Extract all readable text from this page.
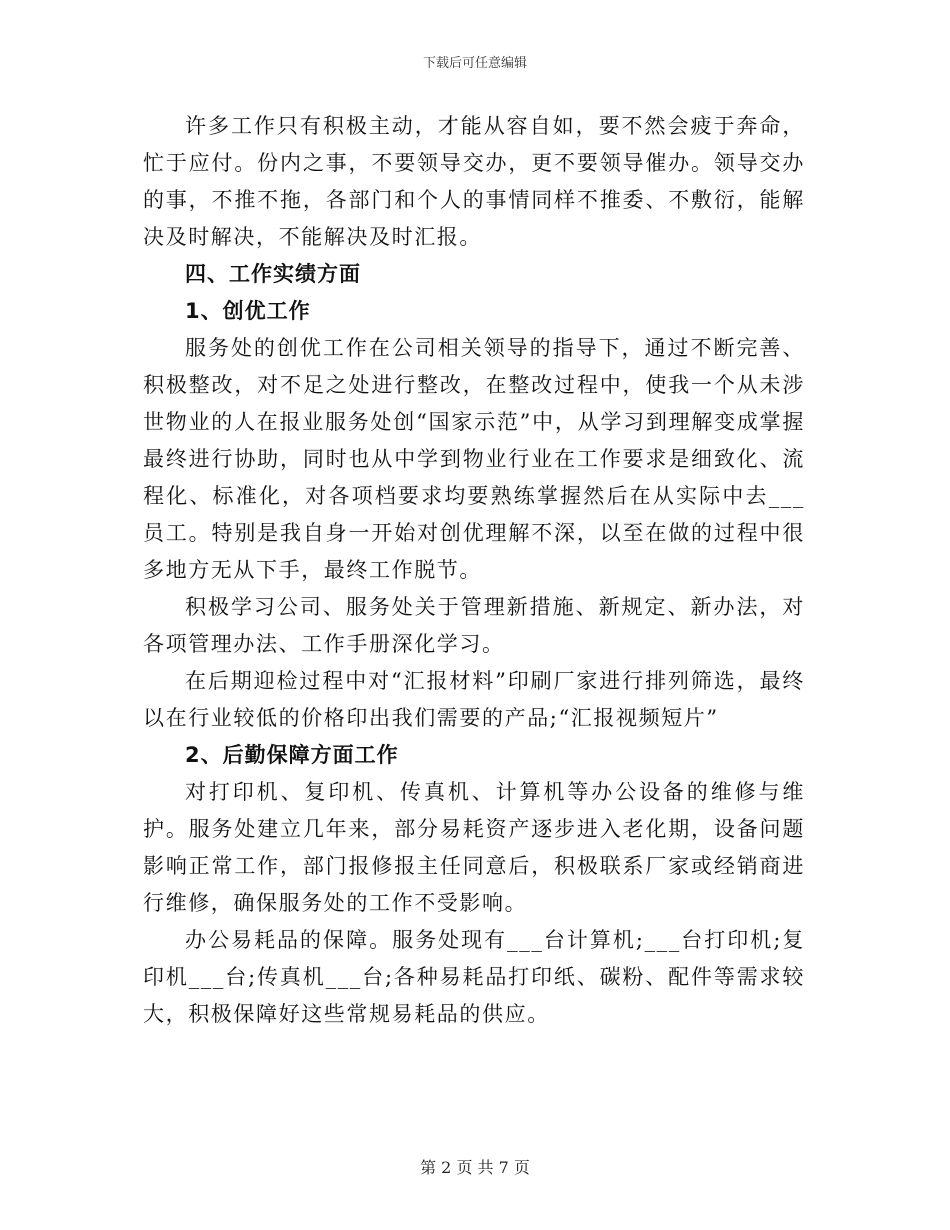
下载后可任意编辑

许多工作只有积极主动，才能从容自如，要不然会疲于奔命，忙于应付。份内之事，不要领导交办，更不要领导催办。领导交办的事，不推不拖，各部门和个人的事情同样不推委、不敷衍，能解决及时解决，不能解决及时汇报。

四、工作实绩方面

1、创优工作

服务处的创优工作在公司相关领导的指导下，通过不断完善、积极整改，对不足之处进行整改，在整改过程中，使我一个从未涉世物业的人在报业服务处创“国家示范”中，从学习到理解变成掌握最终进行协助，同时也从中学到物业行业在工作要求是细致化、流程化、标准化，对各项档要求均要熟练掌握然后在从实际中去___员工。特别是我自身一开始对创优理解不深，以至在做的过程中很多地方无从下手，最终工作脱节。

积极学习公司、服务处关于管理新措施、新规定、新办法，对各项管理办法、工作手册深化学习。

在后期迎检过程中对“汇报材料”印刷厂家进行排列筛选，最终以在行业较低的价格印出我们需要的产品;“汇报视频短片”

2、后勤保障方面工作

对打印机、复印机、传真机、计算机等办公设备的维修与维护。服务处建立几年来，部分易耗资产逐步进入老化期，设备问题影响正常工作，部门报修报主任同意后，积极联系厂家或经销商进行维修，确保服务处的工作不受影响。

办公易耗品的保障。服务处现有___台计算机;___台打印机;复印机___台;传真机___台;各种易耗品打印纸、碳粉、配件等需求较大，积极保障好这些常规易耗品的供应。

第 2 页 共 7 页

+++

=== WHAT TO DO ===
Give an exact reproduction of every line, leaving out any picture.

=== WRITTEN RESPONSE ===
Extract all readable text from this page.
下载后可任意编辑

许多工作只有积极主动，才能从容自如，要不然会疲于奔命，忙于应付。份内之事，不要领导交办，更不要领导催办。领导交办的事，不推不拖，各部门和个人的事情同样不推委、不敷衍，能解决及时解决，不能解决及时汇报。

四、工作实绩方面

1、创优工作

服务处的创优工作在公司相关领导的指导下，通过不断完善、积极整改，对不足之处进行整改，在整改过程中，使我一个从未涉世物业的人在报业服务处创“国家示范”中，从学习到理解变成掌握最终进行协助，同时也从中学到物业行业在工作要求是细致化、流程化、标准化，对各项档要求均要熟练掌握然后在从实际中去___员工。特别是我自身一开始对创优理解不深，以至在做的过程中很多地方无从下手，最终工作脱节。

积极学习公司、服务处关于管理新措施、新规定、新办法，对各项管理办法、工作手册深化学习。

在后期迎检过程中对“汇报材料”印刷厂家进行排列筛选，最终以在行业较低的价格印出我们需要的产品;“汇报视频短片”

2、后勤保障方面工作

对打印机、复印机、传真机、计算机等办公设备的维修与维护。服务处建立几年来，部分易耗资产逐步进入老化期，设备问题影响正常工作，部门报修报主任同意后，积极联系厂家或经销商进行维修，确保服务处的工作不受影响。

办公易耗品的保障。服务处现有___台计算机;___台打印机;复印机___台;传真机___台;各种易耗品打印纸、碳粉、配件等需求较大，积极保障好这些常规易耗品的供应。

第 2 页 共 7 页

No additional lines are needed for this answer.